====== MATERIAL SUPPLIED

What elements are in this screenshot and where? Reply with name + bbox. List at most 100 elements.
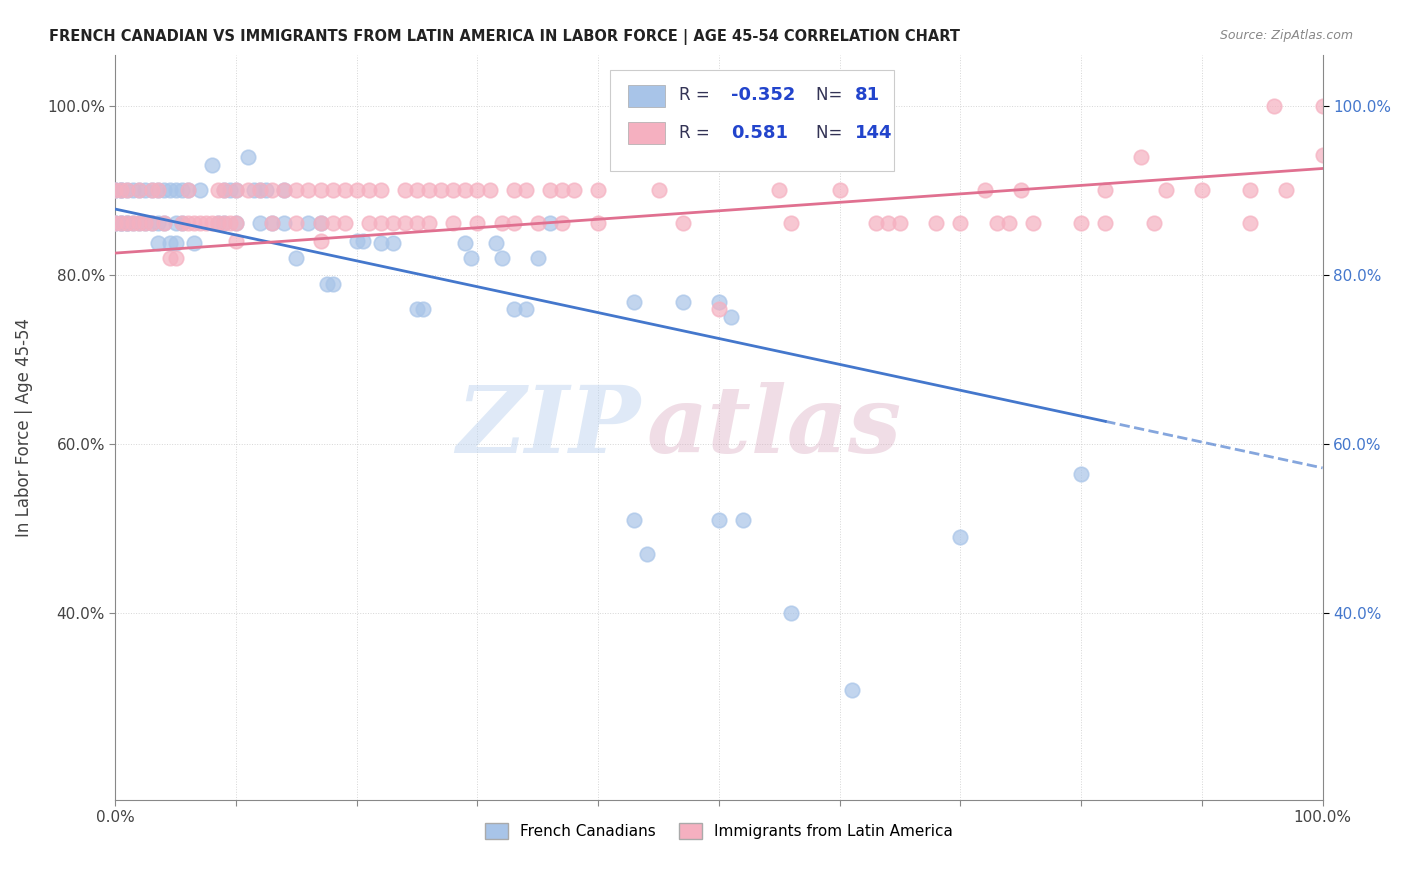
Point (146, 216, 169, 230)
Point (212, 216, 235, 230)
Point (207, 216, 229, 230)
Point (357, 184, 380, 198)
Point (346, 234, 368, 248)
Point (159, 184, 181, 198)
Text: 144: 144 (855, 124, 893, 142)
Point (273, 216, 295, 230)
Point (117, 184, 139, 198)
Point (1239, 216, 1261, 230)
Point (225, 216, 247, 230)
Point (212, 184, 235, 198)
Point (370, 216, 392, 230)
Point (152, 216, 174, 230)
Point (889, 216, 911, 230)
Point (491, 216, 513, 230)
Point (262, 184, 284, 198)
Point (412, 301, 434, 316)
Point (973, 184, 995, 198)
Point (128, 216, 150, 230)
Point (828, 184, 851, 198)
Point (406, 216, 429, 230)
Point (201, 158, 224, 172)
Text: atlas: atlas (647, 383, 901, 473)
Text: R =: R = (679, 87, 716, 104)
Point (441, 184, 464, 198)
Point (122, 184, 145, 198)
Point (110, 184, 132, 198)
Point (225, 184, 247, 198)
Point (707, 301, 730, 316)
Point (460, 251, 482, 265)
Point (333, 216, 356, 230)
Point (128, 216, 150, 230)
Point (249, 184, 271, 198)
Point (551, 216, 574, 230)
Point (194, 216, 217, 230)
Point (134, 216, 156, 230)
Point (183, 216, 205, 230)
Point (441, 216, 464, 230)
Point (315, 277, 337, 291)
Text: R =: R = (679, 124, 720, 142)
Point (1239, 184, 1261, 198)
Point (134, 216, 156, 230)
Point (117, 216, 139, 230)
FancyBboxPatch shape (628, 85, 665, 107)
Point (141, 184, 163, 198)
Point (623, 513, 645, 527)
Point (212, 216, 235, 230)
Point (177, 184, 200, 198)
FancyBboxPatch shape (628, 122, 665, 145)
Point (110, 216, 132, 230)
Point (110, 216, 132, 230)
Point (177, 216, 200, 230)
Point (170, 216, 193, 230)
Point (527, 216, 550, 230)
Point (322, 184, 344, 198)
Point (309, 184, 332, 198)
Y-axis label: In Labor Force | Age 45-54: In Labor Force | Age 45-54 (15, 318, 32, 537)
Point (467, 184, 489, 198)
Point (146, 235, 169, 250)
Point (986, 216, 1008, 230)
Point (141, 216, 163, 230)
Point (586, 184, 609, 198)
Point (219, 184, 242, 198)
Text: Source: ZipAtlas.com: Source: ZipAtlas.com (1219, 29, 1353, 42)
Point (707, 295, 730, 310)
Point (841, 682, 863, 697)
Point (236, 150, 259, 164)
Point (225, 234, 247, 248)
Point (707, 513, 730, 527)
Point (1010, 184, 1032, 198)
Point (128, 184, 150, 198)
Point (110, 184, 132, 198)
Point (1094, 184, 1116, 198)
Point (382, 216, 405, 230)
Point (394, 184, 416, 198)
Point (768, 184, 790, 198)
FancyBboxPatch shape (610, 70, 894, 170)
Point (1142, 216, 1164, 230)
Text: 0.581: 0.581 (731, 124, 787, 142)
Point (733, 513, 755, 527)
Point (562, 184, 585, 198)
Point (454, 235, 477, 250)
Point (454, 184, 477, 198)
Point (104, 184, 127, 198)
Point (491, 251, 513, 265)
Point (128, 184, 150, 198)
Point (254, 184, 277, 198)
Point (647, 184, 669, 198)
Point (322, 277, 344, 291)
Point (877, 216, 900, 230)
Point (165, 235, 187, 250)
Point (1070, 216, 1092, 230)
Point (262, 216, 284, 230)
Text: N=: N= (815, 124, 848, 142)
Point (612, 133, 634, 147)
Text: FRENCH CANADIAN VS IMMIGRANTS FROM LATIN AMERICA IN LABOR FORCE | AGE 45-54 CORR: FRENCH CANADIAN VS IMMIGRANTS FROM LATIN… (49, 29, 960, 45)
Point (1191, 184, 1213, 198)
Point (309, 216, 332, 230)
Point (104, 216, 127, 230)
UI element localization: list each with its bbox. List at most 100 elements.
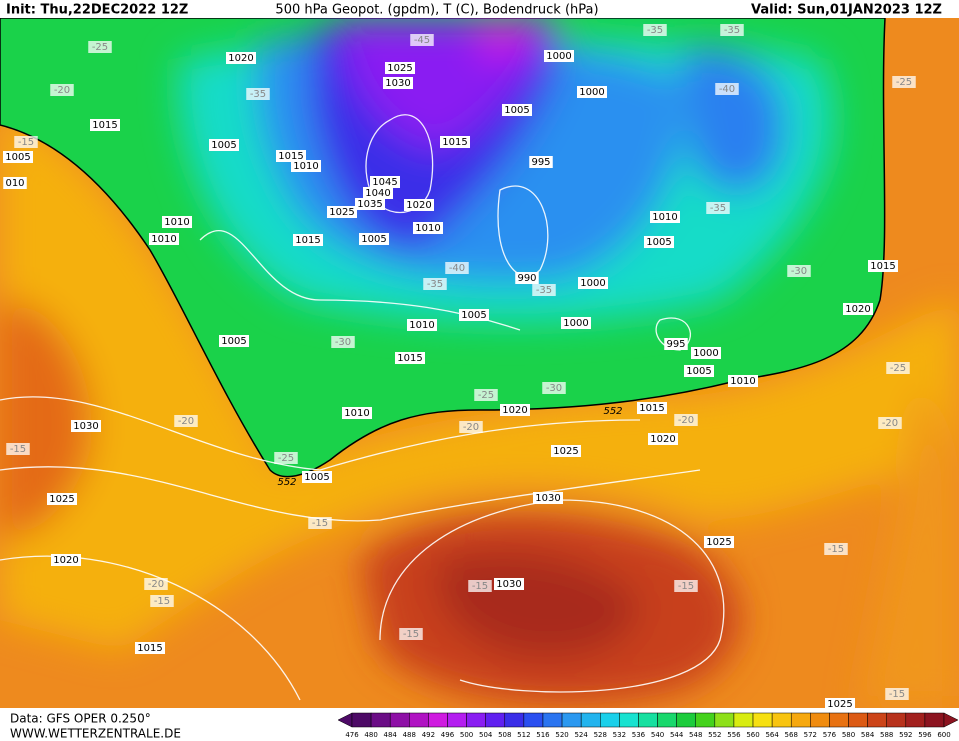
pressure-label-box — [302, 471, 332, 483]
pressure-label: 1010 — [293, 161, 318, 172]
temperature-label-box — [6, 443, 30, 455]
pressure-label: 1015 — [137, 643, 162, 654]
pressure-label-box — [868, 260, 898, 272]
pressure-label-box — [149, 233, 179, 245]
pressure-label: 1020 — [845, 304, 870, 315]
pressure-label: 1025 — [827, 699, 852, 710]
pressure-label-box — [359, 233, 389, 245]
scale-box — [886, 712, 907, 728]
pressure-label-box — [648, 433, 678, 445]
pressure-label: 1000 — [579, 87, 604, 98]
pressure-label: 1020 — [228, 53, 253, 64]
temperature-label-box — [542, 382, 566, 394]
scale-box — [600, 712, 620, 728]
temperature-label: -30 — [791, 266, 807, 277]
contour-label: 552 — [603, 406, 622, 417]
pressure-label-box — [551, 445, 581, 457]
scale-box — [619, 712, 639, 728]
pressure-label-box — [293, 234, 323, 246]
temperature-label-box — [643, 24, 667, 36]
scale-tick-label: 476 — [345, 731, 359, 739]
scale-box — [523, 712, 544, 728]
pressure-label-box — [650, 211, 680, 223]
scale-box — [351, 712, 372, 728]
pressure-label: 990 — [517, 273, 536, 284]
pressure-label: 1000 — [693, 348, 718, 359]
pressure-label: 1015 — [295, 235, 320, 246]
valid-time: Valid: Sun,01JAN2023 12Z — [751, 3, 942, 18]
pressure-label-box — [684, 365, 714, 377]
temperature-label: -15 — [472, 581, 488, 592]
pressure-label-box — [704, 536, 734, 548]
temperature-label: -35 — [724, 25, 740, 36]
pressure-label-box — [276, 150, 306, 162]
scale-tick-label: 524 — [574, 731, 588, 739]
pressure-label: 1005 — [686, 366, 711, 377]
temperature-label-box — [885, 688, 909, 700]
pressure-label-box — [51, 554, 81, 566]
scale-tick-label: 500 — [460, 731, 473, 739]
pressure-label: 1005 — [361, 234, 386, 245]
scale-box — [580, 712, 601, 728]
pressure-label: 1010 — [344, 408, 369, 419]
pressure-label-box — [637, 402, 667, 414]
pressure-label-box — [342, 407, 372, 419]
scale-tick-label: 560 — [746, 731, 759, 739]
temperature-label-box — [892, 76, 916, 88]
scale-box — [638, 712, 658, 728]
pressure-label: 1005 — [504, 105, 529, 116]
scale-tick-label: 492 — [422, 731, 435, 739]
pressure-label: 1005 — [211, 140, 236, 151]
pressure-label-box — [561, 317, 591, 329]
pressure-label-box — [3, 177, 27, 189]
scale-tick-label: 580 — [842, 731, 855, 739]
temperature-label-box — [886, 362, 910, 374]
scale-tick-label: 556 — [727, 731, 741, 739]
temperature-label: -15 — [312, 518, 328, 529]
temperature-label-box — [150, 595, 174, 607]
scale-box — [810, 712, 830, 728]
temperature-label-box — [274, 452, 298, 464]
pressure-label-box — [413, 222, 443, 234]
data-source: Data: GFS OPER 0.250° — [10, 712, 151, 726]
temperature-label: -20 — [463, 422, 479, 433]
scale-arrow-right — [943, 712, 959, 728]
pressure-label-box — [529, 156, 553, 168]
pressure-label-box — [404, 199, 434, 211]
pressure-label-box — [502, 104, 532, 116]
pressure-label-box — [327, 206, 357, 218]
scale-tick-label: 508 — [498, 731, 511, 739]
pressure-label: 1010 — [151, 234, 176, 245]
scale-box — [657, 712, 677, 728]
scale-box — [485, 712, 506, 728]
pressure-label-box — [226, 52, 256, 64]
pressure-label-box — [162, 216, 192, 228]
pressure-label: 1015 — [92, 120, 117, 131]
temperature-label: -15 — [154, 596, 170, 607]
site-url: WWW.WETTERZENTRALE.DE — [10, 727, 181, 741]
temperature-label: -20 — [148, 579, 164, 590]
pressure-label-box — [355, 198, 385, 210]
temperature-label: -20 — [54, 85, 70, 96]
scale-box — [428, 712, 448, 728]
temperature-label-box — [50, 84, 74, 96]
temperature-label-box — [474, 389, 498, 401]
scale-tick-label: 548 — [689, 731, 702, 739]
scale-tick-label: 512 — [517, 731, 530, 739]
pressure-label: 1025 — [387, 63, 412, 74]
temperature-label: -35 — [536, 285, 552, 296]
scale-tick-label: 568 — [785, 731, 798, 739]
temperature-label: -25 — [896, 77, 912, 88]
pressure-label-box — [664, 338, 688, 350]
pressure-label-box — [3, 151, 33, 163]
scale-tick-label: 532 — [613, 731, 626, 739]
pressure-label-box — [407, 319, 437, 331]
map-field — [0, 18, 959, 708]
pressure-label: 1015 — [442, 137, 467, 148]
pressure-label-box — [843, 303, 873, 315]
temperature-label: -25 — [478, 390, 494, 401]
temperature-label: -30 — [335, 337, 351, 348]
pressure-label: 1005 — [221, 336, 246, 347]
pressure-label: 010 — [5, 178, 24, 189]
scale-box — [924, 712, 945, 728]
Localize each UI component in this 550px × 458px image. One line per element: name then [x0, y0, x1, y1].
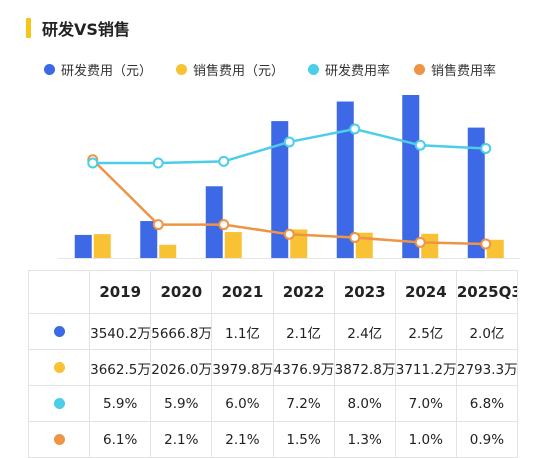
- chart-legend: 研发费用（元） 销售费用（元） 研发费用率 销售费用率: [44, 60, 496, 79]
- row-color-dot: [53, 326, 65, 337]
- table-header-row: 2019 2020 2021 2022 2023 2024 2025Q3: [27, 270, 519, 314]
- legend-label-rd-cost: 研发费用（元）: [61, 64, 153, 79]
- point-sales-rate-2024: [414, 236, 426, 248]
- table-cell: 1.0%: [394, 421, 457, 458]
- table-cell: 6.8%: [455, 385, 519, 422]
- legend-item-sales-cost[interactable]: 销售费用（元）: [176, 60, 284, 79]
- legend-dot-sales-cost: [176, 64, 188, 75]
- data-table: 2019 2020 2021 2022 2023 2024 2025Q3 3540.2万 56…: [27, 270, 519, 458]
- table-row-marker: [27, 349, 91, 386]
- table-row: 6.1% 2.1% 2.1% 1.5% 1.3% 1.0% 0.9%: [27, 421, 519, 458]
- bar-sales-cost-2024: [421, 233, 439, 258]
- table-cell: 3872.8万: [333, 349, 396, 386]
- legend-item-sales-rate[interactable]: 销售费用率: [414, 60, 496, 79]
- table-cell: 2.1亿: [272, 313, 335, 350]
- table-row: 3662.5万 2026.0万 3979.8万 4376.9万 3872.8万 3711.…: [27, 349, 519, 386]
- point-sales-rate-2020: [152, 219, 164, 231]
- bar-rd-cost-2024: [402, 95, 420, 258]
- table-cell: 1.5%: [272, 421, 335, 458]
- bar-rd-cost-2025Q3: [467, 127, 485, 258]
- table-header-year: 2023: [333, 270, 396, 314]
- table-cell: 2.1%: [150, 421, 213, 458]
- table-cell: 8.0%: [333, 385, 396, 422]
- point-sales-rate-2021: [218, 219, 230, 231]
- title-accent-bar: [26, 18, 31, 38]
- table-cell: 5666.8万: [150, 313, 213, 350]
- table-cell: 1.1亿: [211, 313, 274, 350]
- table-row-marker: [27, 385, 91, 422]
- table-cell: 5.9%: [89, 385, 152, 422]
- table-header-year: 2019: [89, 270, 152, 314]
- table-row-marker: [27, 421, 91, 458]
- legend-label-sales-cost: 销售费用（元）: [193, 64, 285, 79]
- point-rd-rate-2023: [349, 123, 361, 135]
- table-cell: 3540.2万: [89, 313, 152, 350]
- point-rd-rate-2021: [218, 155, 230, 167]
- point-rd-rate-2019: [87, 157, 99, 169]
- point-sales-rate-2023: [349, 232, 361, 244]
- bar-sales-cost-2022: [290, 229, 308, 258]
- legend-label-sales-rate: 销售费用率: [431, 64, 497, 79]
- table-row: 3540.2万 5666.8万 1.1亿 2.1亿 2.4亿 2.5亿 2.0亿: [27, 313, 519, 350]
- chart-plot-area: [58, 95, 520, 259]
- row-color-dot: [53, 362, 65, 373]
- row-color-dot: [53, 434, 65, 445]
- bar-sales-cost-2019: [93, 234, 111, 258]
- chart-title: 研发VS销售: [42, 20, 130, 39]
- legend-dot-rd-rate: [308, 64, 320, 75]
- legend-label-rd-rate: 研发费用率: [325, 64, 391, 79]
- bar-sales-cost-2021: [224, 232, 242, 258]
- table-row: 5.9% 5.9% 6.0% 7.2% 8.0% 7.0% 6.8%: [27, 385, 519, 422]
- bar-sales-cost-2020: [159, 244, 177, 258]
- chart-card: 研发VS销售 研发费用（元） 销售费用（元） 研发费用率 销售费用率 2019 2…: [26, 18, 520, 458]
- table-cell: 7.0%: [394, 385, 457, 422]
- table-cell: 6.1%: [89, 421, 152, 458]
- table-cell: 0.9%: [455, 421, 519, 458]
- table-cell: 6.0%: [211, 385, 274, 422]
- point-rd-rate-2024: [414, 139, 426, 151]
- table-cell: 1.3%: [333, 421, 396, 458]
- table-row-marker: [27, 313, 91, 350]
- point-rd-rate-2025Q3: [480, 142, 492, 154]
- table-cell: 3662.5万: [89, 349, 152, 386]
- point-rd-rate-2022: [283, 136, 295, 148]
- table-header-marker: [27, 270, 91, 314]
- table-header-year: 2024: [394, 270, 457, 314]
- table-cell: 2.0亿: [455, 313, 519, 350]
- legend-item-rd-cost[interactable]: 研发费用（元）: [44, 60, 152, 79]
- table-cell: 7.2%: [272, 385, 335, 422]
- table-cell: 2.1%: [211, 421, 274, 458]
- table-cell: 2.4亿: [333, 313, 396, 350]
- bar-rd-cost-2019: [74, 234, 92, 258]
- table-header-year: 2025Q3: [455, 270, 519, 314]
- table-cell: 4376.9万: [272, 349, 335, 386]
- table-header-year: 2021: [211, 270, 274, 314]
- bar-rd-cost-2020: [140, 221, 158, 258]
- point-rd-rate-2020: [152, 157, 164, 169]
- legend-dot-rd-cost: [44, 64, 55, 75]
- bar-rd-cost-2022: [271, 121, 289, 258]
- legend-item-rd-rate[interactable]: 研发费用率: [308, 60, 390, 79]
- point-sales-rate-2022: [283, 228, 295, 240]
- table-cell: 2793.3万: [455, 349, 519, 386]
- table-cell: 3711.2万: [394, 349, 457, 386]
- table-cell: 3979.8万: [211, 349, 274, 386]
- point-sales-rate-2025Q3: [480, 238, 492, 250]
- table-header-year: 2020: [150, 270, 213, 314]
- row-color-dot: [53, 398, 65, 409]
- table-cell: 2026.0万: [150, 349, 213, 386]
- bar-rd-cost-2021: [205, 186, 223, 258]
- table-header-year: 2022: [272, 270, 335, 314]
- table-cell: 2.5亿: [394, 313, 457, 350]
- bar-rd-cost-2023: [336, 101, 354, 259]
- legend-dot-sales-rate: [414, 64, 426, 75]
- table-cell: 5.9%: [150, 385, 213, 422]
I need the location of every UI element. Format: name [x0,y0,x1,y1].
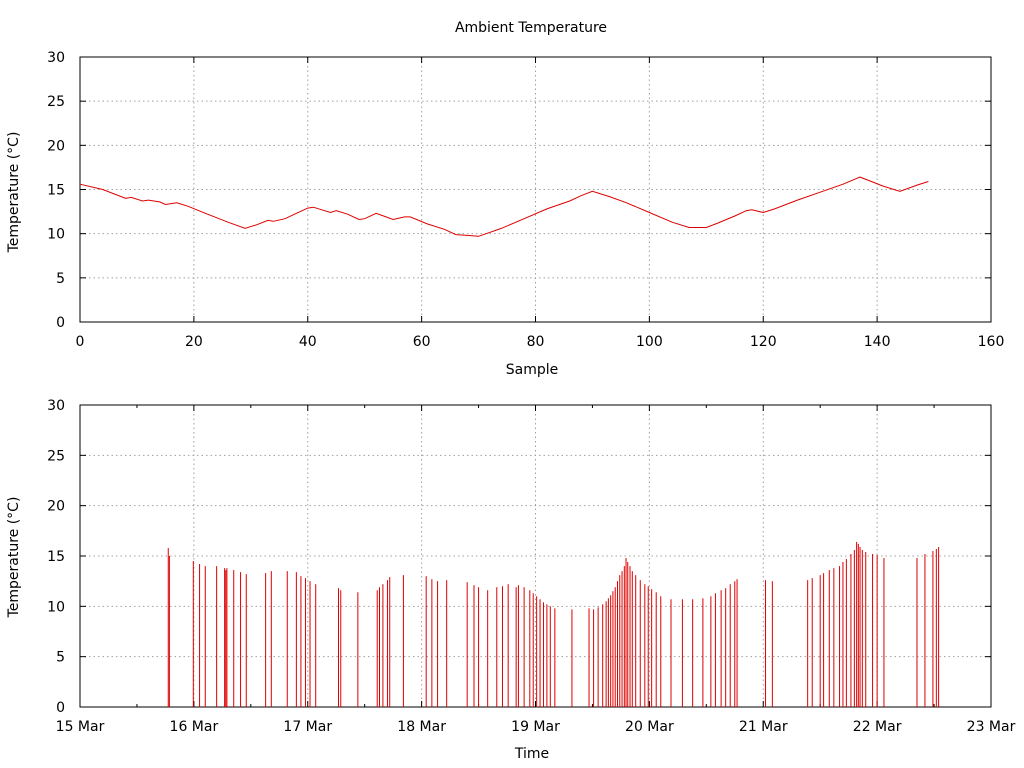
top-y-tick-label: 30 [47,50,65,66]
chart-title: Ambient Temperature [455,20,607,36]
bottom-x-tick-label: 23 Mar [967,719,1016,735]
top-x-tick-label: 20 [185,334,203,350]
bottom-x-tick-label: 15 Mar [56,719,105,735]
top-y-axis-label: Temperature (°C) [6,132,22,254]
top-y-tick-label: 15 [47,183,65,199]
bottom-impulse-plot: 0 5 10 15 20 25 30 15 Mar 16 Mar 17 Mar 18 Mar 19 M… [47,398,1015,735]
top-x-tick-label: 0 [76,334,85,350]
top-x-tick-label: 80 [527,334,545,350]
bottom-x-tick-label: 22 Mar [853,719,902,735]
bottom-y-tick-label: 30 [47,398,65,414]
bottom-plot-frame [79,404,992,708]
top-x-tick-label: 100 [636,334,663,350]
top-line-plot: 0 5 10 15 20 25 30 0 20 40 60 80 100 120 140 160 [47,50,1004,350]
bottom-x-tick-label: 19 Mar [511,719,560,735]
top-x-tick-label: 40 [299,334,317,350]
top-plot-frame [79,56,992,323]
bottom-x-tick-label: 20 Mar [625,719,674,735]
top-y-tick-label: 25 [47,94,65,110]
bottom-y-tick-label: 5 [56,650,65,666]
top-x-tick-label: 60 [413,334,431,350]
bottom-y-tick-label: 10 [47,599,65,615]
bottom-y-tick-label: 0 [56,700,65,716]
bottom-y-tick-label: 25 [47,448,65,464]
top-y-tick-label: 10 [47,227,65,243]
top-series-line [79,176,929,237]
top-x-tick-label: 120 [750,334,777,350]
top-x-tick-label: 140 [864,334,891,350]
bottom-x-tick-label: 21 Mar [739,719,788,735]
bottom-x-tick-label: 16 Mar [170,719,219,735]
bottom-y-axis-label: Temperature (°C) [6,497,22,619]
top-x-tick-label: 160 [978,334,1005,350]
bottom-x-tick-label: 18 Mar [397,719,446,735]
bottom-y-tick-label: 15 [47,549,65,565]
bottom-x-axis-label: Time [514,746,549,762]
bottom-x-tick-label: 17 Mar [283,719,332,735]
bottom-y-tick-label: 20 [47,499,65,515]
top-y-tick-label: 20 [47,138,65,154]
top-y-tick-label: 0 [56,315,65,331]
top-x-axis-label: Sample [506,362,559,378]
top-y-tick-label: 5 [56,271,65,287]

============

*GIVEN INSTRUCTION*: Could you reproduce, word for word, the part of the listing above that opens with the line containing "- chart-legend: 研发费用（元）" and closes with the line containing "- point-sales-rate-2020: [152, 219, 164, 231]"?

*OUTPUT BELOW*:
- chart-legend: 研发费用（元） 销售费用（元） 研发费用率 销售费用率: [44, 60, 496, 79]
- row-color-dot: [53, 326, 65, 337]
- table-header-row: 2019 2020 2021 2022 2023 2024 2025Q3: [27, 270, 519, 314]
- legend-label-rd-cost: 研发费用（元）: [61, 64, 153, 79]
- point-sales-rate-2024: [414, 236, 426, 248]
- table-cell: 1.0%: [394, 421, 457, 458]
- table-cell: 6.8%: [455, 385, 519, 422]
- legend-item-sales-cost[interactable]: 销售费用（元）: [176, 60, 284, 79]
- legend-dot-sales-cost: [176, 64, 188, 75]
- data-table: 2019 2020 2021 2022 2023 2024 2025Q3 3540.2万 56…: [27, 270, 519, 458]
- table-row-marker: [27, 349, 91, 386]
- table-row: 6.1% 2.1% 2.1% 1.5% 1.3% 1.0% 0.9%: [27, 421, 519, 458]
- bar-sales-cost-2024: [421, 233, 439, 258]
- table-cell: 3872.8万: [333, 349, 396, 386]
- legend-item-sales-rate[interactable]: 销售费用率: [414, 60, 496, 79]
- table-cell: 2.1亿: [272, 313, 335, 350]
- table-row: 3662.5万 2026.0万 3979.8万 4376.9万 3872.8万 3711.…: [27, 349, 519, 386]
- point-sales-rate-2020: [152, 219, 164, 231]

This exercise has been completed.